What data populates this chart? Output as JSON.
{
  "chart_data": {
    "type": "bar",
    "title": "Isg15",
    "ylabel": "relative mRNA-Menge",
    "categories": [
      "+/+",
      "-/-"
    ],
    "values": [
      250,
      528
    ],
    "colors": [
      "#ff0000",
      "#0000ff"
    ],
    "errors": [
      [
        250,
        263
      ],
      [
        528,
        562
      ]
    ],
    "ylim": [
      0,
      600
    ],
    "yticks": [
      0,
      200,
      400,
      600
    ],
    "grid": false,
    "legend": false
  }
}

_Work instructions_: Return the full data above, line for line.

_Answer below_:
What data populates this chart? Output as JSON.
{
  "chart_data": {
    "type": "bar",
    "title": "Isg15",
    "ylabel": "relative mRNA-Menge",
    "categories": [
      "+/+",
      "-/-"
    ],
    "values": [
      250,
      528
    ],
    "colors": [
      "#ff0000",
      "#0000ff"
    ],
    "errors": [
      [
        250,
        263
      ],
      [
        528,
        562
      ]
    ],
    "ylim": [
      0,
      600
    ],
    "yticks": [
      0,
      200,
      400,
      600
    ],
    "grid": false,
    "legend": false
  }
}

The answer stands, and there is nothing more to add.